- **To be done**
Render every one of the lines that follow as a numbered list, skipping any blank lines. Leave the pictures out of your answer.

Annotated element listings
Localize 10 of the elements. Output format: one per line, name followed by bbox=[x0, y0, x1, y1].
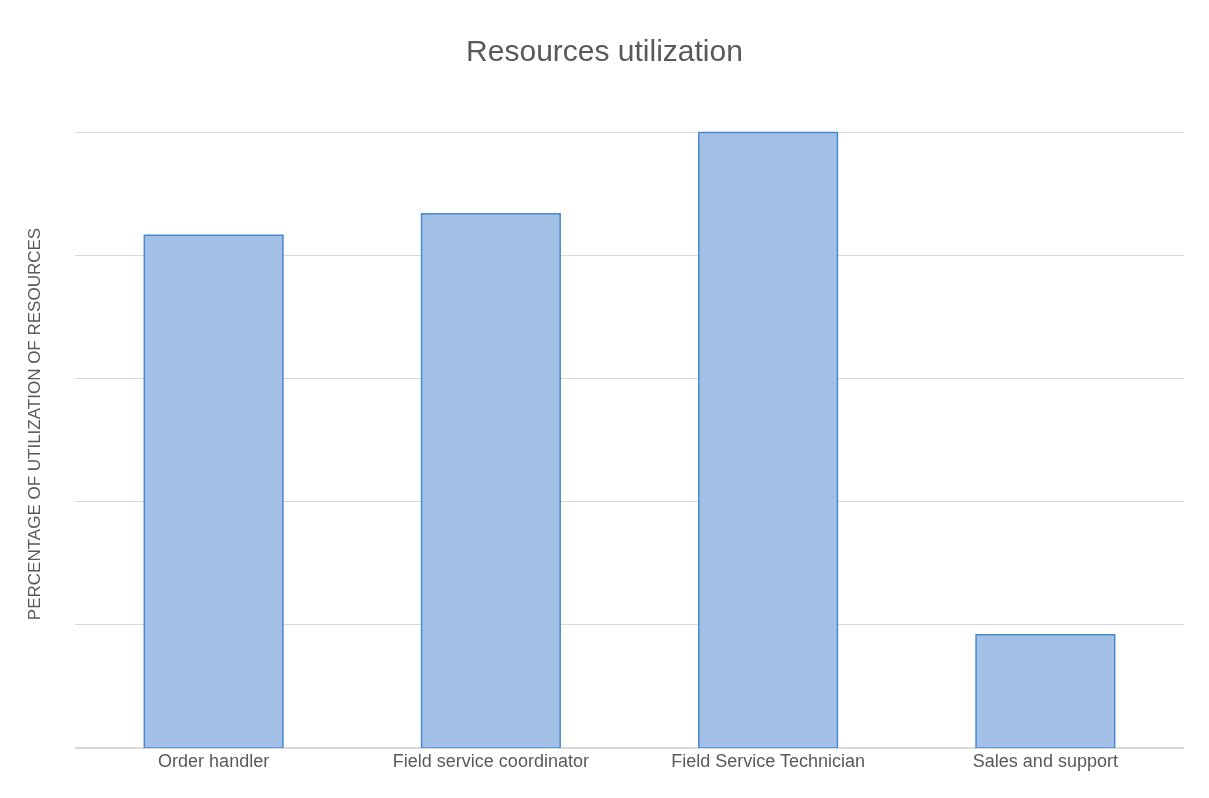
bar bbox=[698, 131, 839, 748]
bar bbox=[975, 633, 1116, 748]
chart-title: Resources utilization bbox=[466, 33, 743, 67]
bar bbox=[420, 212, 561, 748]
x-tick-label: Sales and support bbox=[972, 751, 1118, 771]
x-tick-label: Field service coordinator bbox=[392, 751, 589, 771]
x-tick-label: Order handler bbox=[158, 751, 270, 771]
bar bbox=[143, 234, 284, 748]
y-axis-title: PERCENTAGE OF UTILIZATION OF RESOURCES bbox=[24, 227, 44, 621]
x-tick-label: Field Service Technician bbox=[671, 751, 866, 771]
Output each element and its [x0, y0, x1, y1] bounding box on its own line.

- **Answer below**
1. Localize 10 of the elements. Output format: one per line, name followed by bbox=[x0, y0, x1, y1].
2. bar bbox=[698, 131, 839, 748]
3. bar bbox=[975, 633, 1116, 748]
4. chart-title: Resources utilization bbox=[466, 33, 743, 67]
5. bar bbox=[420, 212, 561, 748]
6. x-tick-label: Sales and support bbox=[972, 751, 1118, 771]
7. x-tick-label: Field service coordinator bbox=[392, 751, 589, 771]
8. x-tick-label: Order handler bbox=[158, 751, 270, 771]
9. bar bbox=[143, 234, 284, 748]
10. y-axis-title: PERCENTAGE OF UTILIZATION OF RESOURCES bbox=[24, 227, 44, 621]
11. x-tick-label: Field Service Technician bbox=[671, 751, 866, 771]
12. Output each element and its [x0, y0, x1, y1] bounding box on its own line.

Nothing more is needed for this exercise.